> Instructions for the task
Transcribe the data that follows precisely, omitting nothing.

> Source data
• • • • •

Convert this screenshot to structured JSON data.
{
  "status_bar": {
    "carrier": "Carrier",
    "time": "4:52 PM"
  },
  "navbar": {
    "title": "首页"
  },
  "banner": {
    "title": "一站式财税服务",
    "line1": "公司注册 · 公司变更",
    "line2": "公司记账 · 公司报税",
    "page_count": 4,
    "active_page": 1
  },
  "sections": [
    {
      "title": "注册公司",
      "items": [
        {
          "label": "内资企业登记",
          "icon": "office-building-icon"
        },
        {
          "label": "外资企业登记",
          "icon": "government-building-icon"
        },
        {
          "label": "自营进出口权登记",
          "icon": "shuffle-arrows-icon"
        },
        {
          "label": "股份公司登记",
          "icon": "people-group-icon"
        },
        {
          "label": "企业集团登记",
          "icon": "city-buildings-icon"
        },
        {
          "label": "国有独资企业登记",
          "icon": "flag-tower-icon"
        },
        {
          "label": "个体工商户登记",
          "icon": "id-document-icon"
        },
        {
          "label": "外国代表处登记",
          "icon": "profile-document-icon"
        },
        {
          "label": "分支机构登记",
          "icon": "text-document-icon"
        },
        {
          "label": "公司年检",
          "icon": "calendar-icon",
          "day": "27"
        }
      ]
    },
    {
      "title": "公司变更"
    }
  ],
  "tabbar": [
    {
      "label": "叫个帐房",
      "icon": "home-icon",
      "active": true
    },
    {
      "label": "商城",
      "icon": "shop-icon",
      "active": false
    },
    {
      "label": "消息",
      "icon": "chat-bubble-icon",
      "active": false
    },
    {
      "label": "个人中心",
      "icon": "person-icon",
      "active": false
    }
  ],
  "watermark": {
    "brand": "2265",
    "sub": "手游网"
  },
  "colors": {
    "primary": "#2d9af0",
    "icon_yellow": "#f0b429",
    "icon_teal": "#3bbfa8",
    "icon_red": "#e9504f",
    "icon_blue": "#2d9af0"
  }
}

• • • • •

> Result of this task
Convert this screenshot to structured JSON data.
{
  "status_bar": {
    "carrier": "Carrier",
    "time": "4:52 PM"
  },
  "navbar": {
    "title": "首页"
  },
  "banner": {
    "title": "一站式财税服务",
    "line1": "公司注册 · 公司变更",
    "line2": "公司记账 · 公司报税",
    "page_count": 4,
    "active_page": 1
  },
  "sections": [
    {
      "title": "注册公司",
      "items": [
        {
          "label": "内资企业登记",
          "icon": "office-building-icon"
        },
        {
          "label": "外资企业登记",
          "icon": "government-building-icon"
        },
        {
          "label": "自营进出口权登记",
          "icon": "shuffle-arrows-icon"
        },
        {
          "label": "股份公司登记",
          "icon": "people-group-icon"
        },
        {
          "label": "企业集团登记",
          "icon": "city-buildings-icon"
        },
        {
          "label": "国有独资企业登记",
          "icon": "flag-tower-icon"
        },
        {
          "label": "个体工商户登记",
          "icon": "id-document-icon"
        },
        {
          "label": "外国代表处登记",
          "icon": "profile-document-icon"
        },
        {
          "label": "分支机构登记",
          "icon": "text-document-icon"
        },
        {
          "label": "公司年检",
          "icon": "calendar-icon",
          "day": "27"
        }
      ]
    },
    {
      "title": "公司变更"
    }
  ],
  "tabbar": [
    {
      "label": "叫个帐房",
      "icon": "home-icon",
      "active": true
    },
    {
      "label": "商城",
      "icon": "shop-icon",
      "active": false
    },
    {
      "label": "消息",
      "icon": "chat-bubble-icon",
      "active": false
    },
    {
      "label": "个人中心",
      "icon": "person-icon",
      "active": false
    }
  ],
  "watermark": {
    "brand": "2265",
    "sub": "手游网"
  },
  "colors": {
    "primary": "#2d9af0",
    "icon_yellow": "#f0b429",
    "icon_teal": "#3bbfa8",
    "icon_red": "#e9504f",
    "icon_blue": "#2d9af0"
  }
}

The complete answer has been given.